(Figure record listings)

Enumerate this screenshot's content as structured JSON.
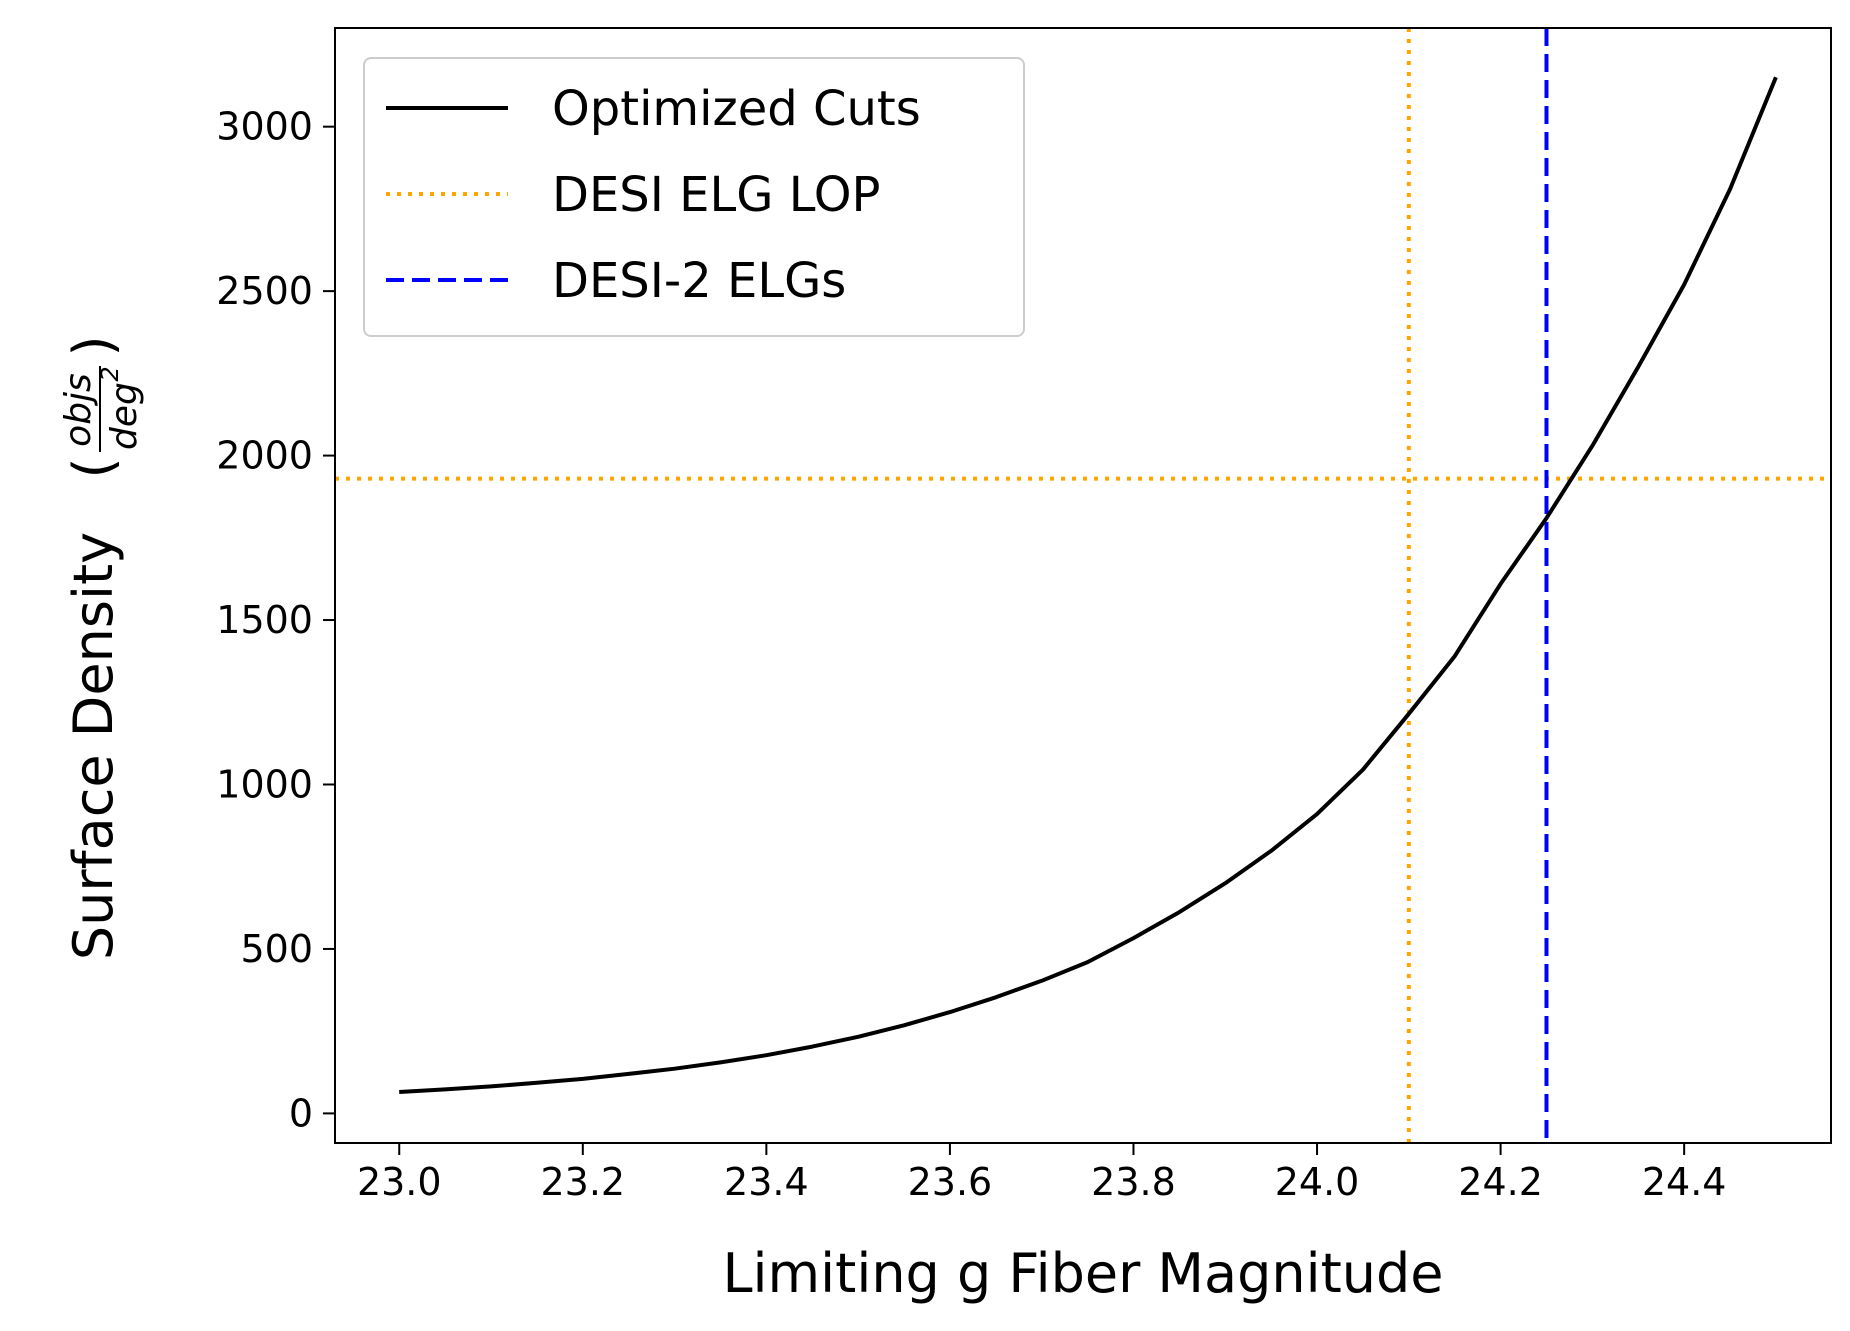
{
  "chart_data": {
    "type": "line",
    "xlabel": "Limiting g Fiber Magnitude",
    "ylabel": {
      "prefix": "Surface Density",
      "frac_numerator": "objs",
      "frac_denominator": "deg",
      "frac_denominator_exponent": "2"
    },
    "xlim": [
      22.93,
      24.56
    ],
    "ylim": [
      -90,
      3300
    ],
    "xticks": [
      23.0,
      23.2,
      23.4,
      23.6,
      23.8,
      24.0,
      24.2,
      24.4
    ],
    "xtick_labels": [
      "23.0",
      "23.2",
      "23.4",
      "23.6",
      "23.8",
      "24.0",
      "24.2",
      "24.4"
    ],
    "yticks": [
      0,
      500,
      1000,
      1500,
      2000,
      2500,
      3000
    ],
    "ytick_labels": [
      "0",
      "500",
      "1000",
      "1500",
      "2000",
      "2500",
      "3000"
    ],
    "grid": false,
    "legend_position": "top-left",
    "series": [
      {
        "name": "Optimized Cuts",
        "style": "solid",
        "color": "#000000",
        "x": [
          23.0,
          23.05,
          23.1,
          23.15,
          23.2,
          23.25,
          23.3,
          23.35,
          23.4,
          23.45,
          23.5,
          23.55,
          23.6,
          23.65,
          23.7,
          23.75,
          23.8,
          23.85,
          23.9,
          23.95,
          24.0,
          24.05,
          24.1,
          24.15,
          24.2,
          24.25,
          24.3,
          24.35,
          24.4,
          24.45,
          24.5
        ],
        "y": [
          65,
          73,
          82,
          93,
          105,
          120,
          136,
          155,
          177,
          203,
          233,
          268,
          308,
          353,
          403,
          460,
          533,
          612,
          700,
          798,
          910,
          1045,
          1215,
          1390,
          1610,
          1810,
          2030,
          2270,
          2520,
          2810,
          3150
        ]
      }
    ],
    "reference_lines": [
      {
        "name": "DESI ELG LOP",
        "orientation": "vertical",
        "value": 24.1,
        "style": "dotted",
        "color": "#FFA500"
      },
      {
        "name": "DESI ELG LOP",
        "orientation": "horizontal",
        "value": 1930,
        "style": "dotted",
        "color": "#FFA500"
      },
      {
        "name": "DESI-2 ELGs",
        "orientation": "vertical",
        "value": 24.25,
        "style": "dashed",
        "color": "#0000FF"
      }
    ],
    "legend": [
      {
        "label": "Optimized Cuts",
        "style": "solid",
        "color": "#000000"
      },
      {
        "label": "DESI ELG LOP",
        "style": "dotted",
        "color": "#FFA500"
      },
      {
        "label": "DESI-2 ELGs",
        "style": "dashed",
        "color": "#0000FF"
      }
    ]
  }
}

--- SHORT TASK ---
Every line in the data that holds "Optimized" should be copied out.

--- OUTPUT FOR THIS EXERCISE ---
        "name": "Optimized Cuts",
        "label": "Optimized Cuts",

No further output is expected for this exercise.